Repeat every entry word for word, but leave the images out of your copy.

Collected data entries =>
-------

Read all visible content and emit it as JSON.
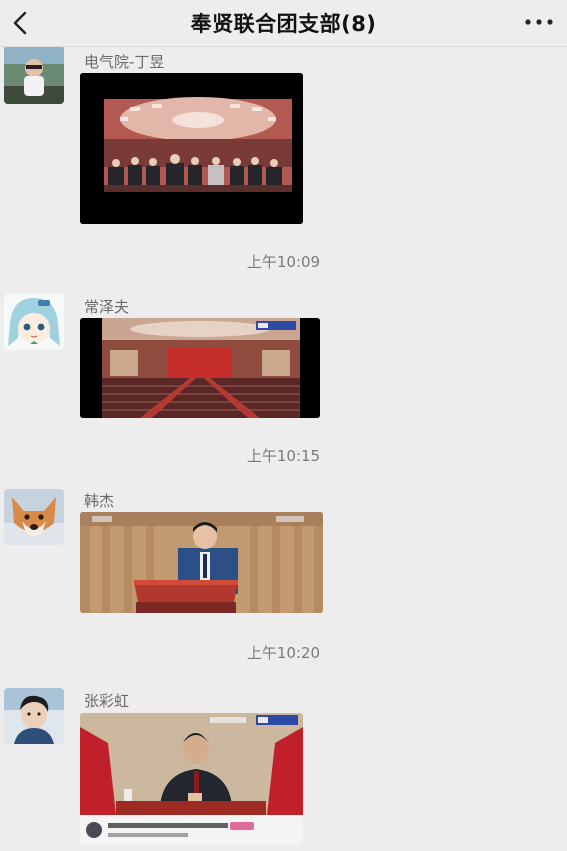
{
  "header": {
    "title": "奉贤联合团支部(8)"
  },
  "messages": [
    {
      "sender": "电气院-丁昱"
    },
    {
      "sender": "常泽夫",
      "time": "上午10:09"
    },
    {
      "sender": "韩杰",
      "time": "上午10:15"
    },
    {
      "sender": "张彩虹",
      "time": "上午10:20"
    }
  ],
  "colors": {
    "background": "#ededed",
    "thumb_frame": "#000000",
    "stage_red": "#b2252a"
  }
}
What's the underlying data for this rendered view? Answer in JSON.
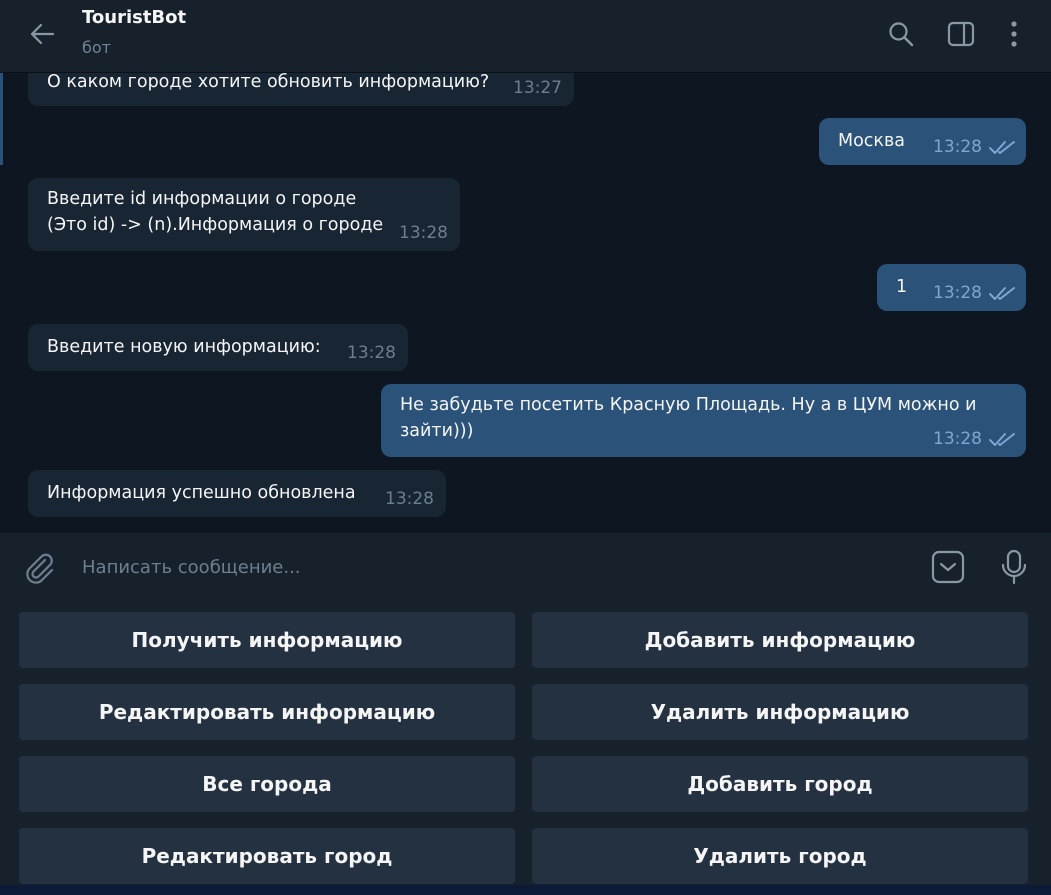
{
  "header": {
    "title": "TouristBot",
    "subtitle": "бот"
  },
  "messages": [
    {
      "direction": "in",
      "text": "О каком городе хотите обновить информацию?",
      "time": "13:27"
    },
    {
      "direction": "out",
      "text": "Москва",
      "time": "13:28",
      "status": "read"
    },
    {
      "direction": "in",
      "text": "Введите id информации о городе\n(Это id) -> (n).Информация о городе",
      "time": "13:28"
    },
    {
      "direction": "out",
      "text": "1",
      "time": "13:28",
      "status": "read"
    },
    {
      "direction": "in",
      "text": "Введите новую информацию:",
      "time": "13:28"
    },
    {
      "direction": "out",
      "text": "Не забудьте посетить Красную Площадь. Ну а в ЦУМ можно и\nзайти)))",
      "time": "13:28",
      "status": "read"
    },
    {
      "direction": "in",
      "text": "Информация успешно обновлена",
      "time": "13:28"
    }
  ],
  "composer": {
    "placeholder": "Написать сообщение..."
  },
  "keyboard": {
    "buttons": [
      "Получить информацию",
      "Добавить информацию",
      "Редактировать информацию",
      "Удалить информацию",
      "Все города",
      "Добавить город",
      "Редактировать город",
      "Удалить город"
    ]
  },
  "icons": [
    "back-arrow-icon",
    "search-icon",
    "sidebar-toggle-icon",
    "more-vertical-icon",
    "paperclip-icon",
    "keyboard-icon",
    "microphone-icon",
    "double-check-icon"
  ],
  "colors": {
    "background": "#0e1621",
    "panel": "#17212b",
    "incoming_bubble": "#182533",
    "outgoing_bubble": "#2b5278",
    "keyboard_button": "#243140",
    "muted_text": "#708499",
    "read_check": "#7da8d3"
  }
}
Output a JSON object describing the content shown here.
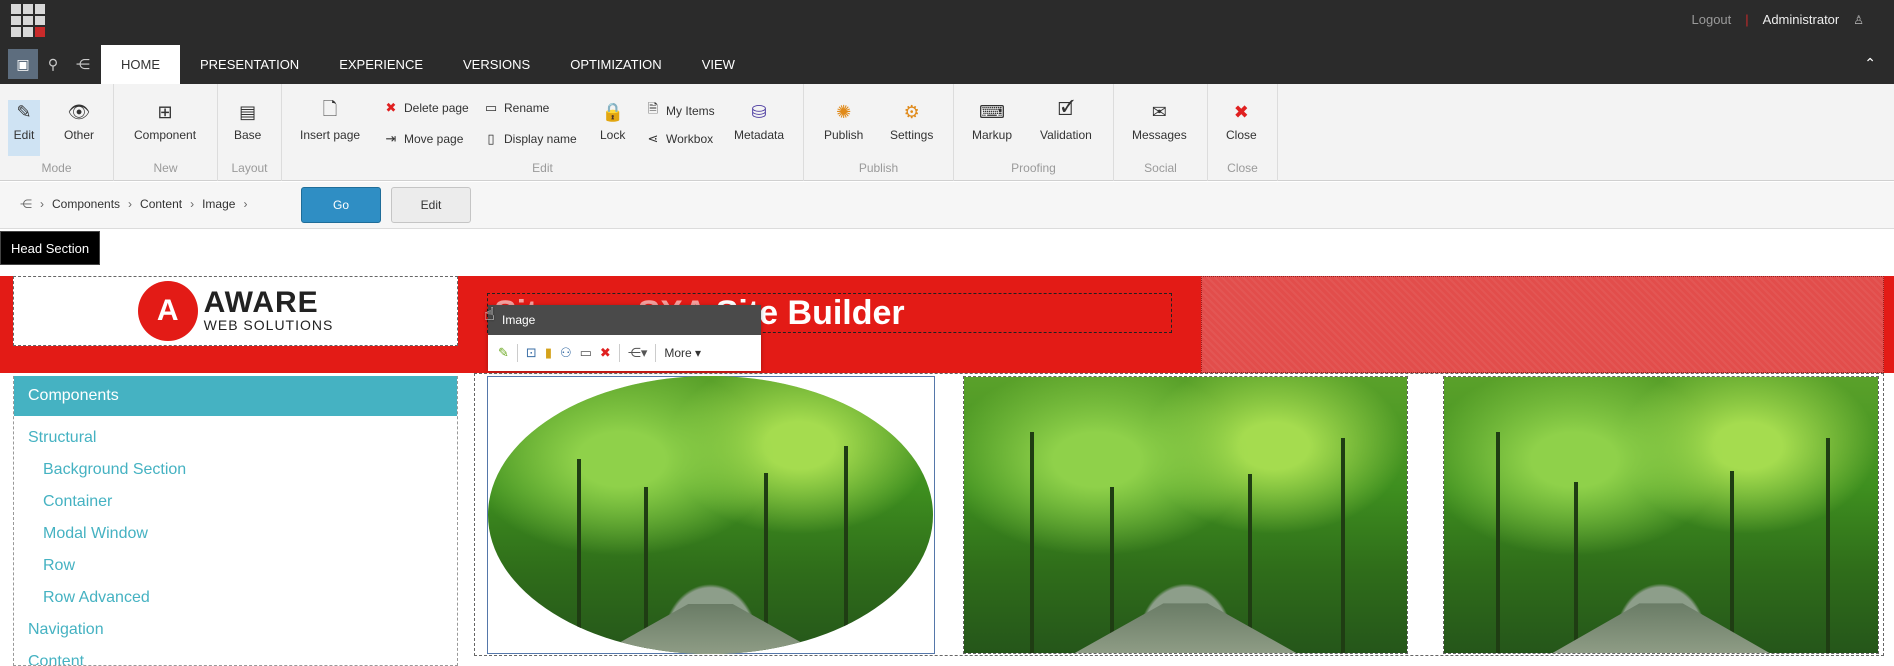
{
  "topbar": {
    "logout": "Logout",
    "separator": "|",
    "user": "Administrator"
  },
  "tabs": [
    "HOME",
    "PRESENTATION",
    "EXPERIENCE",
    "VERSIONS",
    "OPTIMIZATION",
    "VIEW"
  ],
  "ribbon": {
    "mode": {
      "label": "Mode",
      "edit": "Edit",
      "other": "Other"
    },
    "new": {
      "label": "New",
      "component": "Component"
    },
    "layout": {
      "label": "Layout",
      "base": "Base"
    },
    "edit": {
      "label": "Edit",
      "insert_page": "Insert page",
      "delete_page": "Delete page",
      "move_page": "Move page",
      "rename": "Rename",
      "display_name": "Display name",
      "lock": "Lock",
      "my_items": "My Items",
      "workbox": "Workbox",
      "metadata": "Metadata"
    },
    "publish": {
      "label": "Publish",
      "publish": "Publish",
      "settings": "Settings"
    },
    "proofing": {
      "label": "Proofing",
      "markup": "Markup",
      "validation": "Validation"
    },
    "social": {
      "label": "Social",
      "messages": "Messages"
    },
    "close": {
      "label": "Close",
      "close": "Close"
    }
  },
  "breadcrumb": {
    "items": [
      "Components",
      "Content",
      "Image"
    ],
    "go": "Go",
    "edit": "Edit"
  },
  "head_section": "Head Section",
  "banner": {
    "logo_line1": "AWARE",
    "logo_line2": "WEB SOLUTIONS",
    "title_hidden": "Sitecore SXA",
    "title_visible": "Site Builder"
  },
  "component_toolbar": {
    "title": "Image",
    "more": "More"
  },
  "sidebar": {
    "header": "Components",
    "items": [
      {
        "label": "Structural",
        "level": 0
      },
      {
        "label": "Background Section",
        "level": 1
      },
      {
        "label": "Container",
        "level": 1
      },
      {
        "label": "Modal Window",
        "level": 1
      },
      {
        "label": "Row",
        "level": 1
      },
      {
        "label": "Row Advanced",
        "level": 1
      },
      {
        "label": "Navigation",
        "level": 0
      },
      {
        "label": "Content",
        "level": 0
      }
    ]
  },
  "colors": {
    "banner_red": "#e31b16",
    "accent_teal": "#45b2c2",
    "go_blue": "#2f8ec4",
    "topbar_dark": "#2b2b2b"
  }
}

-------

Result =>
Read all visible content and emit it as JSON.
{
  "header": {
    "title": "奉贤联合团支部(8)"
  },
  "messages": [
    {
      "sender": "电气院-丁昱"
    },
    {
      "sender": "常泽夫",
      "time": "上午10:09"
    },
    {
      "sender": "韩杰",
      "time": "上午10:15"
    },
    {
      "sender": "张彩虹",
      "time": "上午10:20"
    }
  ],
  "colors": {
    "background": "#ededed",
    "thumb_frame": "#000000",
    "stage_red": "#b2252a"
  }
}
What's the underlying data for this rendered view? Answer in JSON.
{
  "header": {
    "title": "TouristBot",
    "subtitle": "бот"
  },
  "messages": [
    {
      "direction": "in",
      "text": "О каком городе хотите обновить информацию?",
      "time": "13:27"
    },
    {
      "direction": "out",
      "text": "Москва",
      "time": "13:28",
      "status": "read"
    },
    {
      "direction": "in",
      "text": "Введите id информации о городе\n(Это id) -> (n).Информация о городе",
      "time": "13:28"
    },
    {
      "direction": "out",
      "text": "1",
      "time": "13:28",
      "status": "read"
    },
    {
      "direction": "in",
      "text": "Введите новую информацию:",
      "time": "13:28"
    },
    {
      "direction": "out",
      "text": "Не забудьте посетить Красную Площадь. Ну а в ЦУМ можно и\nзайти)))",
      "time": "13:28",
      "status": "read"
    },
    {
      "direction": "in",
      "text": "Информация успешно обновлена",
      "time": "13:28"
    }
  ],
  "composer": {
    "placeholder": "Написать сообщение..."
  },
  "keyboard": {
    "buttons": [
      "Получить информацию",
      "Добавить информацию",
      "Редактировать информацию",
      "Удалить информацию",
      "Все города",
      "Добавить город",
      "Редактировать город",
      "Удалить город"
    ]
  },
  "icons": [
    "back-arrow-icon",
    "search-icon",
    "sidebar-toggle-icon",
    "more-vertical-icon",
    "paperclip-icon",
    "keyboard-icon",
    "microphone-icon",
    "double-check-icon"
  ],
  "colors": {
    "background": "#0e1621",
    "panel": "#17212b",
    "incoming_bubble": "#182533",
    "outgoing_bubble": "#2b5278",
    "keyboard_button": "#243140",
    "muted_text": "#708499",
    "read_check": "#7da8d3"
  }
}
Output a JSON object describing the content shown here.
{
  "topbar": {
    "logout": "Logout",
    "separator": "|",
    "user": "Administrator"
  },
  "tabs": [
    "HOME",
    "PRESENTATION",
    "EXPERIENCE",
    "VERSIONS",
    "OPTIMIZATION",
    "VIEW"
  ],
  "ribbon": {
    "mode": {
      "label": "Mode",
      "edit": "Edit",
      "other": "Other"
    },
    "new": {
      "label": "New",
      "component": "Component"
    },
    "layout": {
      "label": "Layout",
      "base": "Base"
    },
    "edit": {
      "label": "Edit",
      "insert_page": "Insert page",
      "delete_page": "Delete page",
      "move_page": "Move page",
      "rename": "Rename",
      "display_name": "Display name",
      "lock": "Lock",
      "my_items": "My Items",
      "workbox": "Workbox",
      "metadata": "Metadata"
    },
    "publish": {
      "label": "Publish",
      "publish": "Publish",
      "settings": "Settings"
    },
    "proofing": {
      "label": "Proofing",
      "markup": "Markup",
      "validation": "Validation"
    },
    "social": {
      "label": "Social",
      "messages": "Messages"
    },
    "close": {
      "label": "Close",
      "close": "Close"
    }
  },
  "breadcrumb": {
    "items": [
      "Components",
      "Content",
      "Image"
    ],
    "go": "Go",
    "edit": "Edit"
  },
  "head_section": "Head Section",
  "banner": {
    "logo_line1": "AWARE",
    "logo_line2": "WEB SOLUTIONS",
    "title_hidden": "Sitecore SXA",
    "title_visible": "Site Builder"
  },
  "component_toolbar": {
    "title": "Image",
    "more": "More"
  },
  "sidebar": {
    "header": "Components",
    "items": [
      {
        "label": "Structural",
        "level": 0
      },
      {
        "label": "Background Section",
        "level": 1
      },
      {
        "label": "Container",
        "level": 1
      },
      {
        "label": "Modal Window",
        "level": 1
      },
      {
        "label": "Row",
        "level": 1
      },
      {
        "label": "Row Advanced",
        "level": 1
      },
      {
        "label": "Navigation",
        "level": 0
      },
      {
        "label": "Content",
        "level": 0
      }
    ]
  },
  "colors": {
    "banner_red": "#e31b16",
    "accent_teal": "#45b2c2",
    "go_blue": "#2f8ec4",
    "topbar_dark": "#2b2b2b"
  }
}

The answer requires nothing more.